YOUR GOAL: From the listing below, select every line where the word "Füllungen" appears.

INPUT DATA:
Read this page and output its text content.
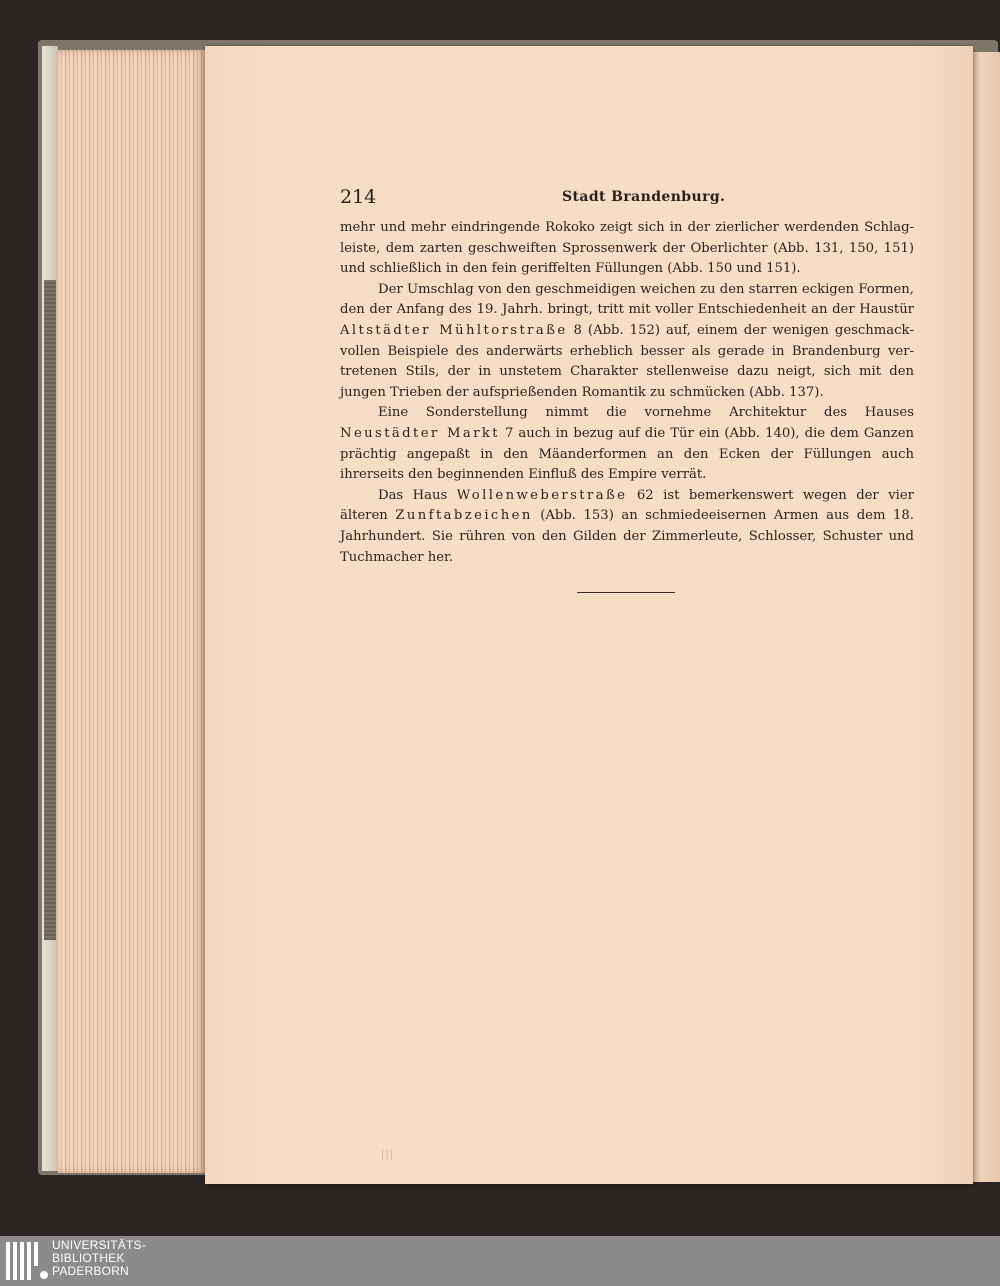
214	Stadt Brandenburg.

mehr und mehr eindringende Rokoko zeigt sich in der zierlicher werdenden Schlagleiste, dem zarten geschweiften Sprossenwerk der Oberlichter (Abb. 131, 150, 151) und schließlich in den fein geriffelten Füllungen (Abb. 150 und 151).

Der Umschlag von den geschmeidigen weichen zu den starren eckigen Formen, den der Anfang des 19. Jahrh. bringt, tritt mit voller Entschiedenheit an der Haustür Altstädter Mühltorstraße 8 (Abb. 152) auf, einem der wenigen geschmackvollen Beispiele des anderwärts erheblich besser als gerade in Brandenburg vertretenen Stils, der in unstetem Charakter stellenweise dazu neigt, sich mit den jungen Trieben der aufsprießenden Romantik zu schmücken (Abb. 137).

Eine Sonderstellung nimmt die vornehme Architektur des Hauses Neustädter Markt 7 auch in bezug auf die Tür ein (Abb. 140), die dem Ganzen prächtig angepaßt in den Mäanderformen an den Ecken der Füllungen auch ihrerseits den beginnenden Einfluß des Empire verrät.

Das Haus Wollenweberstraße 62 ist bemerkenswert wegen der vier älteren Zunftabzeichen (Abb. 153) an schmiedeeisernen Armen aus dem 18. Jahrhundert. Sie rühren von den Gilden der Zimmerleute, Schlosser, Schuster und Tuchmacher her.

|||
UNIVERSITÄTS-
BIBLIOTHEK
PADERBORN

TASK ANSWER:
mehr und mehr eindringende Rokoko zeigt sich in der zierlicher werdenden Schlagleiste, dem zarten geschweiften Sprossenwerk der Oberlichter (Abb. 131, 150, 151) und schließlich in den fein geriffelten Füllungen (Abb. 150 und 151).
Eine Sonderstellung nimmt die vornehme Architektur des Hauses Neustädter Markt 7 auch in bezug auf die Tür ein (Abb. 140), die dem Ganzen prächtig angepaßt in den Mäanderformen an den Ecken der Füllungen auch ihrerseits den beginnenden Einfluß des Empire verrät.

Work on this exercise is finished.